Transcribe the material in full. Nothing should differ except that the pictures are left out.

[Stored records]
Begin
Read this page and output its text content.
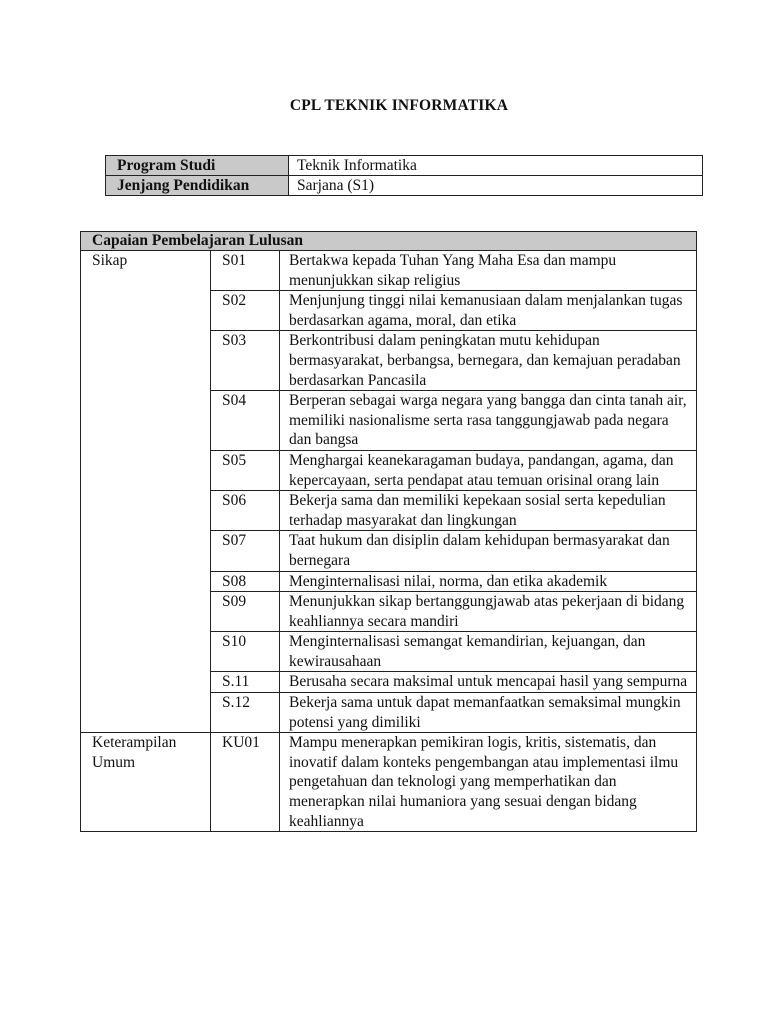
CPL TEKNIK INFORMATIKA
Program Studi	Teknik Informatika
Jenjang Pendidikan	Sarjana (S1)
Capaian Pembelajaran Lulusan		
Sikap	S01	Bertakwa kepada Tuhan Yang Maha Esa dan mampu menunjukkan sikap religius
	S02	Menjunjung tinggi nilai kemanusiaan dalam menjalankan tugas berdasarkan agama, moral, dan etika
	S03	Berkontribusi dalam peningkatan mutu kehidupan bermasyarakat, berbangsa, bernegara, dan kemajuan peradaban berdasarkan Pancasila
	S04	Berperan sebagai warga negara yang bangga dan cinta tanah air, memiliki nasionalisme serta rasa tanggungjawab pada negara dan bangsa
	S05	Menghargai keanekaragaman budaya, pandangan, agama, dan kepercayaan, serta pendapat atau temuan orisinal orang lain
	S06	Bekerja sama dan memiliki kepekaan sosial serta kepedulian terhadap masyarakat dan lingkungan
	S07	Taat hukum dan disiplin dalam kehidupan bermasyarakat dan bernegara
	S08	Menginternalisasi nilai, norma, dan etika akademik
	S09	Menunjukkan sikap bertanggungjawab atas pekerjaan di bidang keahliannya secara mandiri
	S10	Menginternalisasi semangat kemandirian, kejuangan, dan kewirausahaan
	S.11	Berusaha secara maksimal untuk mencapai hasil yang sempurna
	S.12	Bekerja sama untuk dapat memanfaatkan semaksimal mungkin potensi yang dimiliki
Keterampilan Umum	KU01	Mampu menerapkan pemikiran logis, kritis, sistematis, dan inovatif dalam konteks pengembangan atau implementasi ilmu pengetahuan dan teknologi yang memperhatikan dan menerapkan nilai humaniora yang sesuai dengan bidang keahliannya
End
◆ **Task response**
Read this page and output its text content.
CPL TEKNIK INFORMATIKA
Program Studi	Teknik Informatika
Jenjang Pendidikan	Sarjana (S1)
Capaian Pembelajaran Lulusan		
Sikap	S01	Bertakwa kepada Tuhan Yang Maha Esa dan mampu menunjukkan sikap religius
	S02	Menjunjung tinggi nilai kemanusiaan dalam menjalankan tugas berdasarkan agama, moral, dan etika
	S03	Berkontribusi dalam peningkatan mutu kehidupan bermasyarakat, berbangsa, bernegara, dan kemajuan peradaban berdasarkan Pancasila
	S04	Berperan sebagai warga negara yang bangga dan cinta tanah air, memiliki nasionalisme serta rasa tanggungjawab pada negara dan bangsa
	S05	Menghargai keanekaragaman budaya, pandangan, agama, dan kepercayaan, serta pendapat atau temuan orisinal orang lain
	S06	Bekerja sama dan memiliki kepekaan sosial serta kepedulian terhadap masyarakat dan lingkungan
	S07	Taat hukum dan disiplin dalam kehidupan bermasyarakat dan bernegara
	S08	Menginternalisasi nilai, norma, dan etika akademik
	S09	Menunjukkan sikap bertanggungjawab atas pekerjaan di bidang keahliannya secara mandiri
	S10	Menginternalisasi semangat kemandirian, kejuangan, dan kewirausahaan
	S.11	Berusaha secara maksimal untuk mencapai hasil yang sempurna
	S.12	Bekerja sama untuk dapat memanfaatkan semaksimal mungkin potensi yang dimiliki
Keterampilan Umum	KU01	Mampu menerapkan pemikiran logis, kritis, sistematis, dan inovatif dalam konteks pengembangan atau implementasi ilmu pengetahuan dan teknologi yang memperhatikan dan menerapkan nilai humaniora yang sesuai dengan bidang keahliannya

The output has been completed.